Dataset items
* * * * *
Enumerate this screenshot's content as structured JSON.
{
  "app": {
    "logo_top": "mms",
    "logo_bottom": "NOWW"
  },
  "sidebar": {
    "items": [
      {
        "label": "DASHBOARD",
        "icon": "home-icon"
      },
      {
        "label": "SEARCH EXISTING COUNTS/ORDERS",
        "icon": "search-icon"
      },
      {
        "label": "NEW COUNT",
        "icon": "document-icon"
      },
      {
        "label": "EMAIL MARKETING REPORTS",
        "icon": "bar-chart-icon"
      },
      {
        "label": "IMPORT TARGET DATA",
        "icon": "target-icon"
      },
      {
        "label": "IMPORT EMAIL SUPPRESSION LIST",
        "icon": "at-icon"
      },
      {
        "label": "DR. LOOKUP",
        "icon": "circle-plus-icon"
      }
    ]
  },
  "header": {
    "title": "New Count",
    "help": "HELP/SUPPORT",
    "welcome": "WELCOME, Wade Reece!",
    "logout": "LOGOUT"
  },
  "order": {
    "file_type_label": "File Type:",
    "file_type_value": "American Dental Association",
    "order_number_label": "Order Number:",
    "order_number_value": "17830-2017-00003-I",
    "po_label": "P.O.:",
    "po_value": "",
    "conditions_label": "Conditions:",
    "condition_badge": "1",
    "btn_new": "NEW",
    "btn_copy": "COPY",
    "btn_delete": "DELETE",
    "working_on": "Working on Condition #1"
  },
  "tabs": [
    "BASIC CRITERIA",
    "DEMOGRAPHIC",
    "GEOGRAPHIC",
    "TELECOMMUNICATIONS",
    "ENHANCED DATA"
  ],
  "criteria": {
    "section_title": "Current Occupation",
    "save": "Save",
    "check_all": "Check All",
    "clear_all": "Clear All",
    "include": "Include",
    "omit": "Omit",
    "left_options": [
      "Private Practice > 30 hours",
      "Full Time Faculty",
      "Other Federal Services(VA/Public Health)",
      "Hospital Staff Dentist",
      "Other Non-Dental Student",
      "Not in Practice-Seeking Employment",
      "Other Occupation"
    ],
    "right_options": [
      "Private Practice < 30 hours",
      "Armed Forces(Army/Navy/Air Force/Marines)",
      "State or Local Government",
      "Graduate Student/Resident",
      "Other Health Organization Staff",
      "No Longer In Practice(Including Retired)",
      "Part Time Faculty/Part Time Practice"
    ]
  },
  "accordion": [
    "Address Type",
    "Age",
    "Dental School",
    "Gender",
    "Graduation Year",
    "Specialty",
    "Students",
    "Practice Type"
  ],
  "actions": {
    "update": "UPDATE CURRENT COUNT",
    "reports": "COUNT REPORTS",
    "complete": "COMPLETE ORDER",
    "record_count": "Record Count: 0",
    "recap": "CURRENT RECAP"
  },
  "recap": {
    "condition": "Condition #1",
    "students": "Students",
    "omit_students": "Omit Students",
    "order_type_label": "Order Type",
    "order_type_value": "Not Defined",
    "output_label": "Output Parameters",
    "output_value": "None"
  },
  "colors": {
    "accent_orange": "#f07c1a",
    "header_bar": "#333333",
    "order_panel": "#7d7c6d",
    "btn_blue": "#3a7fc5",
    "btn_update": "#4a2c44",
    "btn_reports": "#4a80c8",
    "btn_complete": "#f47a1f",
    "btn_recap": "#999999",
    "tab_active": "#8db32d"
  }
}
* * * * *
• _What is needed_: Pick each line holding the word "Faculty" out of the listing.

• _The answer_:
      "Full Time Faculty",
      "Part Time Faculty/Part Time Practice"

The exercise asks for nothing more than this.